--- begin ---

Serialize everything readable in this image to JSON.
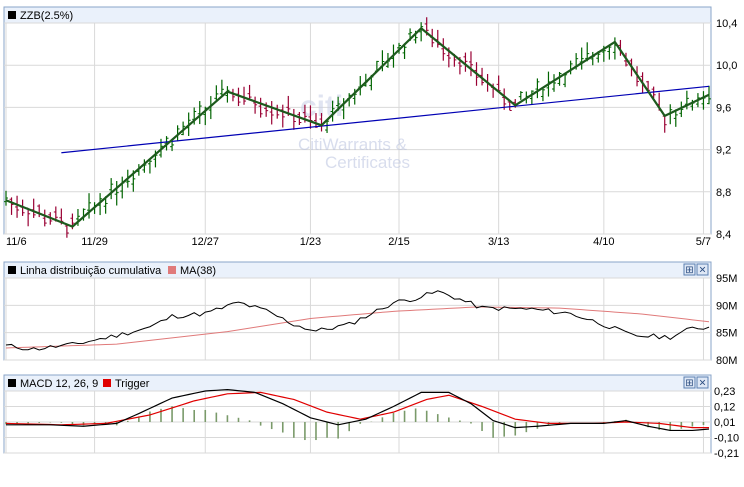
{
  "chart_data": [
    {
      "type": "ohlc",
      "title": "ZZB(2.5%)",
      "legend": [
        {
          "name": "ZZB(2.5%)",
          "color": "#000000"
        }
      ],
      "x_tick_labels": [
        "11/6",
        "11/29",
        "12/27",
        "1/23",
        "2/15",
        "3/13",
        "4/10",
        "5/7"
      ],
      "x_tick_index": [
        0,
        16,
        36,
        55,
        71,
        89,
        108,
        126
      ],
      "ylim": [
        8.4,
        10.4
      ],
      "y_ticks": [
        8.4,
        8.8,
        9.2,
        9.6,
        10.0,
        10.4
      ],
      "y_tick_labels": [
        "8,4",
        "8,8",
        "9,2",
        "9,6",
        "10,0",
        "10,4"
      ],
      "n_points": 128,
      "ohlc_key_points": [
        [
          0,
          8.72
        ],
        [
          12,
          8.47
        ],
        [
          40,
          9.75
        ],
        [
          57,
          9.43
        ],
        [
          75,
          10.35
        ],
        [
          92,
          9.62
        ],
        [
          110,
          10.22
        ],
        [
          119,
          9.52
        ],
        [
          127,
          9.72
        ]
      ],
      "zigzag": [
        [
          0,
          8.72
        ],
        [
          12,
          8.47
        ],
        [
          40,
          9.75
        ],
        [
          57,
          9.43
        ],
        [
          75,
          10.35
        ],
        [
          92,
          9.62
        ],
        [
          110,
          10.22
        ],
        [
          119,
          9.52
        ],
        [
          127,
          9.72
        ]
      ],
      "trendline": [
        [
          10,
          9.17
        ],
        [
          127,
          9.8
        ]
      ],
      "watermark": "CitiWarrants & Certificates"
    },
    {
      "type": "line",
      "title": "Linha distribuição cumulativa",
      "series": [
        {
          "name": "Linha distribuição cumulativa",
          "color": "#000000",
          "points": [
            [
              0,
              82.6
            ],
            [
              5,
              82.0
            ],
            [
              12,
              82.8
            ],
            [
              20,
              84.5
            ],
            [
              26,
              86.0
            ],
            [
              30,
              88.0
            ],
            [
              36,
              88.5
            ],
            [
              42,
              90.5
            ],
            [
              47,
              89.0
            ],
            [
              52,
              86.5
            ],
            [
              56,
              85.3
            ],
            [
              62,
              86.5
            ],
            [
              66,
              88.5
            ],
            [
              70,
              90.5
            ],
            [
              74,
              91.3
            ],
            [
              78,
              92.5
            ],
            [
              81,
              91.5
            ],
            [
              86,
              89.5
            ],
            [
              95,
              89.3
            ],
            [
              102,
              88.5
            ],
            [
              108,
              86.5
            ],
            [
              113,
              84.5
            ],
            [
              120,
              84.2
            ],
            [
              124,
              85.8
            ],
            [
              127,
              86.0
            ]
          ]
        },
        {
          "name": "MA(38)",
          "color": "#e07a7a",
          "points": [
            [
              0,
              82.2
            ],
            [
              20,
              82.9
            ],
            [
              40,
              85.2
            ],
            [
              55,
              87.6
            ],
            [
              70,
              88.9
            ],
            [
              85,
              89.7
            ],
            [
              100,
              89.5
            ],
            [
              115,
              88.4
            ],
            [
              127,
              87.0
            ]
          ]
        }
      ],
      "ylim": [
        80,
        95
      ],
      "y_ticks": [
        80,
        85,
        90,
        95
      ],
      "y_tick_labels": [
        "80M",
        "85M",
        "90M",
        "95M"
      ]
    },
    {
      "type": "line+bar",
      "title": "MACD 12, 26, 9",
      "series": [
        {
          "name": "MACD 12, 26, 9",
          "color": "#000000",
          "points": [
            [
              0,
              -0.01
            ],
            [
              8,
              -0.01
            ],
            [
              14,
              -0.02
            ],
            [
              20,
              0.0
            ],
            [
              24,
              0.07
            ],
            [
              30,
              0.18
            ],
            [
              36,
              0.23
            ],
            [
              40,
              0.24
            ],
            [
              45,
              0.22
            ],
            [
              50,
              0.14
            ],
            [
              55,
              0.04
            ],
            [
              60,
              -0.01
            ],
            [
              65,
              0.03
            ],
            [
              70,
              0.12
            ],
            [
              75,
              0.22
            ],
            [
              80,
              0.22
            ],
            [
              84,
              0.14
            ],
            [
              88,
              0.02
            ],
            [
              92,
              -0.03
            ],
            [
              96,
              -0.02
            ],
            [
              102,
              0.0
            ],
            [
              108,
              0.0
            ],
            [
              112,
              0.02
            ],
            [
              116,
              -0.02
            ],
            [
              120,
              -0.05
            ],
            [
              124,
              -0.05
            ],
            [
              127,
              -0.04
            ]
          ]
        },
        {
          "name": "Trigger",
          "color": "#e00000",
          "points": [
            [
              0,
              0.0
            ],
            [
              10,
              -0.01
            ],
            [
              18,
              0.0
            ],
            [
              26,
              0.06
            ],
            [
              34,
              0.16
            ],
            [
              40,
              0.21
            ],
            [
              46,
              0.22
            ],
            [
              52,
              0.17
            ],
            [
              58,
              0.08
            ],
            [
              64,
              0.03
            ],
            [
              70,
              0.08
            ],
            [
              76,
              0.17
            ],
            [
              80,
              0.2
            ],
            [
              86,
              0.12
            ],
            [
              92,
              0.03
            ],
            [
              98,
              0.0
            ],
            [
              106,
              0.0
            ],
            [
              112,
              0.01
            ],
            [
              118,
              0.0
            ],
            [
              124,
              -0.03
            ],
            [
              127,
              -0.03
            ]
          ]
        }
      ],
      "histogram_color": "#7a9a6a",
      "ylim": [
        -0.21,
        0.23
      ],
      "y_ticks": [
        0.23,
        0.12,
        0.01,
        -0.1,
        -0.21
      ],
      "y_tick_labels": [
        "0,23",
        "0,12",
        "0,01",
        "-0,10",
        "-0,21"
      ]
    }
  ],
  "panel_controls": {
    "expand_symbol": "⊞",
    "close_symbol": "×"
  },
  "colors": {
    "up_bar": "#006400",
    "down_bar": "#990033",
    "zigzag": "#1d5a1d",
    "trendline": "#0000b4",
    "grid": "#d9d9d9",
    "header": "#eaf1fb"
  }
}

--- end ---

== The task ==
Going through the records above, state how many lines carry "cumulativa", with no other text.

== Reply to the task ==
2